GOAL
Gather all lines containing the string "command" and copy them out.

Data excerpts

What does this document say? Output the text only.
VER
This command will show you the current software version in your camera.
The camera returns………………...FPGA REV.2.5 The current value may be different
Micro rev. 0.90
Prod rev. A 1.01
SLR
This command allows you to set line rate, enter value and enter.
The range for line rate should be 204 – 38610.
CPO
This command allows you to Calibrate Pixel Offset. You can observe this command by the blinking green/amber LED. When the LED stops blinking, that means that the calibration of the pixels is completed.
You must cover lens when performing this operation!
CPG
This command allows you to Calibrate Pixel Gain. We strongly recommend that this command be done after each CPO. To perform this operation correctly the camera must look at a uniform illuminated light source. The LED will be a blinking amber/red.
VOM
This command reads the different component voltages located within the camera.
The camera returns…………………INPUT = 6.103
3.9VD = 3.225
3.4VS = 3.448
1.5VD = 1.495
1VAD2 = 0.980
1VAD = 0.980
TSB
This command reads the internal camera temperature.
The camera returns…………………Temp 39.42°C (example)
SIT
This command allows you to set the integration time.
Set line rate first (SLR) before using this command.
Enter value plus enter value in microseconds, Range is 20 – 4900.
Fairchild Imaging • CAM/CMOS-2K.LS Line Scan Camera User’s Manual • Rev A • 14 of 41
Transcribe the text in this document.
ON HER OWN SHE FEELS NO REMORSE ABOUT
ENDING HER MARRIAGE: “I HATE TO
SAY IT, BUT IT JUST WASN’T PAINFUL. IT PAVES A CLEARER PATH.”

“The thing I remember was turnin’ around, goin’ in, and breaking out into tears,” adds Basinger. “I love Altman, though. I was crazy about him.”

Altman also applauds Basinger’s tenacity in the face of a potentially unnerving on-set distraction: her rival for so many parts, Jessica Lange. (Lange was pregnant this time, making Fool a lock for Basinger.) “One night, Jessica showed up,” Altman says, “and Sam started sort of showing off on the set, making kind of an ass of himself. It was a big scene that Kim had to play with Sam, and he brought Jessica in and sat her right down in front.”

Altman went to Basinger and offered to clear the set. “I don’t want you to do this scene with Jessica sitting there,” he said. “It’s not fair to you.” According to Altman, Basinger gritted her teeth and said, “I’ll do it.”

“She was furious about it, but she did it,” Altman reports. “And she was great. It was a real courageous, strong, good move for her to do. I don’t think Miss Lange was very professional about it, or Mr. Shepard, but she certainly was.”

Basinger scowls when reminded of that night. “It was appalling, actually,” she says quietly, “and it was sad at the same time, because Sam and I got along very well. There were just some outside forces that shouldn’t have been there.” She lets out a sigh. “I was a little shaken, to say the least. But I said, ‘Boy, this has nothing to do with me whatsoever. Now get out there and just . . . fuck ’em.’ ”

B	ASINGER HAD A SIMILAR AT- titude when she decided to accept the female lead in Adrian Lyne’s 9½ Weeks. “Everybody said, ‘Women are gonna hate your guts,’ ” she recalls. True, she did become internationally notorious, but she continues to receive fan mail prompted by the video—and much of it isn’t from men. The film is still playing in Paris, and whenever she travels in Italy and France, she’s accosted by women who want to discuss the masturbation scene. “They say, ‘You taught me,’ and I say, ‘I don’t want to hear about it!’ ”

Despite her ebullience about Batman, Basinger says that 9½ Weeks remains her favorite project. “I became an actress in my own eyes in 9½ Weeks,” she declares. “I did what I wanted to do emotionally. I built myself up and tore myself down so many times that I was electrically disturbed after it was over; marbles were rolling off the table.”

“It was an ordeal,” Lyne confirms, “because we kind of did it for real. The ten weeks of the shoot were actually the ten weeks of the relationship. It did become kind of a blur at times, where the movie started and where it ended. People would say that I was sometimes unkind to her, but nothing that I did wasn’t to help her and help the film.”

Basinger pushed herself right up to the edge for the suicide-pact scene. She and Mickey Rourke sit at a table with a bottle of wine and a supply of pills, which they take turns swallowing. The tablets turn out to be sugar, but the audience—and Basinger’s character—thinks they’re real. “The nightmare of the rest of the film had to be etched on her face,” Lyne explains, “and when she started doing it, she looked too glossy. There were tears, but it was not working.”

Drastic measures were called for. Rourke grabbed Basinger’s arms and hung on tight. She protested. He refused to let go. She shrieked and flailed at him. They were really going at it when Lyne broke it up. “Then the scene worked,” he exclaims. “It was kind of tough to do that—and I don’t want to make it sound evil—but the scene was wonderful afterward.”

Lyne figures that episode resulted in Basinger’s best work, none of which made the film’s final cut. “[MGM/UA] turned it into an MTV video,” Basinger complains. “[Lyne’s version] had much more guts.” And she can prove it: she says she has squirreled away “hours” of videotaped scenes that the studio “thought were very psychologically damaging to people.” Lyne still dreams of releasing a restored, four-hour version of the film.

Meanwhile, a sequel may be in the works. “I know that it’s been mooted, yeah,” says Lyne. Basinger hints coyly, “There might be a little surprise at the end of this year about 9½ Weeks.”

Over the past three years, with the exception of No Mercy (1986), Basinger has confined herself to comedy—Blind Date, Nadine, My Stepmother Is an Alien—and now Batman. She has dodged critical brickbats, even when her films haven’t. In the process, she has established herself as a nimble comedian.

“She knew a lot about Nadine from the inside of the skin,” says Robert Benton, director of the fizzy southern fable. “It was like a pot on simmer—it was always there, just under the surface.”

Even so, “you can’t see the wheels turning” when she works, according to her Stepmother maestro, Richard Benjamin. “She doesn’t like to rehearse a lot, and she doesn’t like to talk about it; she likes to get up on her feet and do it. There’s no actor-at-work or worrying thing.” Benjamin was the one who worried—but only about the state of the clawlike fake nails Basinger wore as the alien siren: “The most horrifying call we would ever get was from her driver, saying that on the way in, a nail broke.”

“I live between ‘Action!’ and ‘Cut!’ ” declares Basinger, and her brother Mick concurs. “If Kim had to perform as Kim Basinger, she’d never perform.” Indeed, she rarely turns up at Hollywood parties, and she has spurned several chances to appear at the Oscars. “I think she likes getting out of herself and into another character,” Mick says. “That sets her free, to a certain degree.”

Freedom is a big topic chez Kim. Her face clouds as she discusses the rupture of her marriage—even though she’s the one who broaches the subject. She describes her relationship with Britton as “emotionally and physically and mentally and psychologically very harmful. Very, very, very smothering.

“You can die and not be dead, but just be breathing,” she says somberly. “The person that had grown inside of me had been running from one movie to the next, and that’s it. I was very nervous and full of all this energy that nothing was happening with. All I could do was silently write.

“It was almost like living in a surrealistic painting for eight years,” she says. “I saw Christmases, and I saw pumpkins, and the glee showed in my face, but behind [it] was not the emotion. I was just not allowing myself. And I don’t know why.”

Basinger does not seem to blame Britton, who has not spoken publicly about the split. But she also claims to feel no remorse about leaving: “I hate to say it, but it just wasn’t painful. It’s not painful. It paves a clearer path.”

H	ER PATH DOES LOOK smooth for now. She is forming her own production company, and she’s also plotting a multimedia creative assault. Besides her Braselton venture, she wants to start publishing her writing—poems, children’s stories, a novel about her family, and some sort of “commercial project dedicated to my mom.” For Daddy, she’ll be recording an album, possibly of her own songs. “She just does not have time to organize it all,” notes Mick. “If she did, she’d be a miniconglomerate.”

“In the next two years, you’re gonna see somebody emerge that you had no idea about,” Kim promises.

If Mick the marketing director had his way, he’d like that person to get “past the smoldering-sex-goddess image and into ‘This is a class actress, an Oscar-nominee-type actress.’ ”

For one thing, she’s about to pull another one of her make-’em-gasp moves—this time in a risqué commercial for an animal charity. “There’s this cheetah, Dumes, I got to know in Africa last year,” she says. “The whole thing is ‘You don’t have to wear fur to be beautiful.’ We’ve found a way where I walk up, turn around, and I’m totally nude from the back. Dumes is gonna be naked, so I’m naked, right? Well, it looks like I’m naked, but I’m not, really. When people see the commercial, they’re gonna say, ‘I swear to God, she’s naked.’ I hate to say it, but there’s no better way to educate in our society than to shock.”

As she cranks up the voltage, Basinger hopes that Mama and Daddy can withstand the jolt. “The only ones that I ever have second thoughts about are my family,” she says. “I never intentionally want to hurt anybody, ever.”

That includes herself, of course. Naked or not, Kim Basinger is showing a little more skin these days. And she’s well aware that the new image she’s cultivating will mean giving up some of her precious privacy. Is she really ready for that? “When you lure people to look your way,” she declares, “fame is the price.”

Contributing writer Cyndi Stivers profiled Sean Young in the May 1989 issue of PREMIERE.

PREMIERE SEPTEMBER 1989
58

RESULT BELOW
This command will show you the current software version in your camera.
This command allows you to set line rate, enter value and enter.
This command allows you to Calibrate Pixel Offset. You can observe this command by the blinking green/amber LED. When the LED stops blinking, that means that the calibration of the pixels is completed.
This command allows you to Calibrate Pixel Gain. We strongly recommend that this command be done after each CPO. To perform this operation correctly the camera must look at a uniform illuminated light source. The LED will be a blinking amber/red.
This command reads the different component voltages located within the camera.
This command reads the internal camera temperature.
This command allows you to set the integration time.
Set line rate first (SLR) before using this command.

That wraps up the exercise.